Rows ▸
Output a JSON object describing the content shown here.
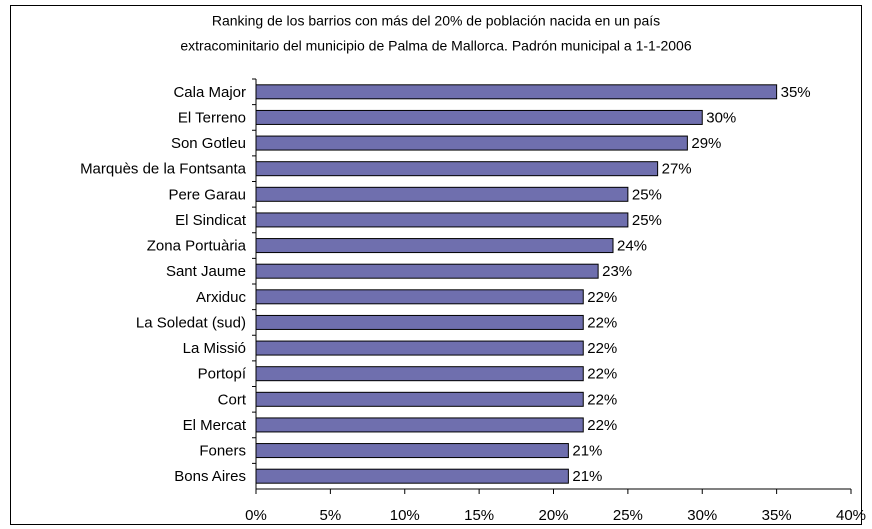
{
  "chart_data": {
    "type": "bar",
    "orientation": "horizontal",
    "title": [
      "Ranking de los barrios con más del 20% de población nacida en un país",
      "extracominitario del municipio de Palma de Mallorca. Padrón municipal a 1-1-2006"
    ],
    "categories": [
      "Cala Major",
      "El Terreno",
      "Son Gotleu",
      "Marquès de la Fontsanta",
      "Pere Garau",
      "El Sindicat",
      "Zona Portuària",
      "Sant Jaume",
      "Arxiduc",
      "La Soledat (sud)",
      "La Missió",
      "Portopí",
      "Cort",
      "El Mercat",
      "Foners",
      "Bons Aires"
    ],
    "values": [
      35,
      30,
      29,
      27,
      25,
      25,
      24,
      23,
      22,
      22,
      22,
      22,
      22,
      22,
      21,
      21
    ],
    "value_labels": [
      "35%",
      "30%",
      "29%",
      "27%",
      "25%",
      "25%",
      "24%",
      "23%",
      "22%",
      "22%",
      "22%",
      "22%",
      "22%",
      "22%",
      "21%",
      "21%"
    ],
    "color": "#6f6fae",
    "xlim": [
      0,
      40
    ],
    "xticks": [
      {
        "value": 0,
        "label": "0%"
      },
      {
        "value": 5,
        "label": "5%"
      },
      {
        "value": 10,
        "label": "10%"
      },
      {
        "value": 15,
        "label": "15%"
      },
      {
        "value": 20,
        "label": "20%"
      },
      {
        "value": 25,
        "label": "25%"
      },
      {
        "value": 30,
        "label": "30%"
      },
      {
        "value": 35,
        "label": "35%"
      },
      {
        "value": 40,
        "label": "40%"
      }
    ],
    "grid": false
  }
}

The request ▸ What comes back should match the records exactly, minus any pictures.

Exercise answer ▸
Output a JSON object describing the content shown here.
{
  "chart_data": {
    "type": "bar",
    "orientation": "horizontal",
    "title": [
      "Ranking de los barrios con más del 20% de población nacida en un país",
      "extracominitario del municipio de Palma de Mallorca. Padrón municipal a 1-1-2006"
    ],
    "categories": [
      "Cala Major",
      "El Terreno",
      "Son Gotleu",
      "Marquès de la Fontsanta",
      "Pere Garau",
      "El Sindicat",
      "Zona Portuària",
      "Sant Jaume",
      "Arxiduc",
      "La Soledat (sud)",
      "La Missió",
      "Portopí",
      "Cort",
      "El Mercat",
      "Foners",
      "Bons Aires"
    ],
    "values": [
      35,
      30,
      29,
      27,
      25,
      25,
      24,
      23,
      22,
      22,
      22,
      22,
      22,
      22,
      21,
      21
    ],
    "value_labels": [
      "35%",
      "30%",
      "29%",
      "27%",
      "25%",
      "25%",
      "24%",
      "23%",
      "22%",
      "22%",
      "22%",
      "22%",
      "22%",
      "22%",
      "21%",
      "21%"
    ],
    "color": "#6f6fae",
    "xlim": [
      0,
      40
    ],
    "xticks": [
      {
        "value": 0,
        "label": "0%"
      },
      {
        "value": 5,
        "label": "5%"
      },
      {
        "value": 10,
        "label": "10%"
      },
      {
        "value": 15,
        "label": "15%"
      },
      {
        "value": 20,
        "label": "20%"
      },
      {
        "value": 25,
        "label": "25%"
      },
      {
        "value": 30,
        "label": "30%"
      },
      {
        "value": 35,
        "label": "35%"
      },
      {
        "value": 40,
        "label": "40%"
      }
    ],
    "grid": false
  }
}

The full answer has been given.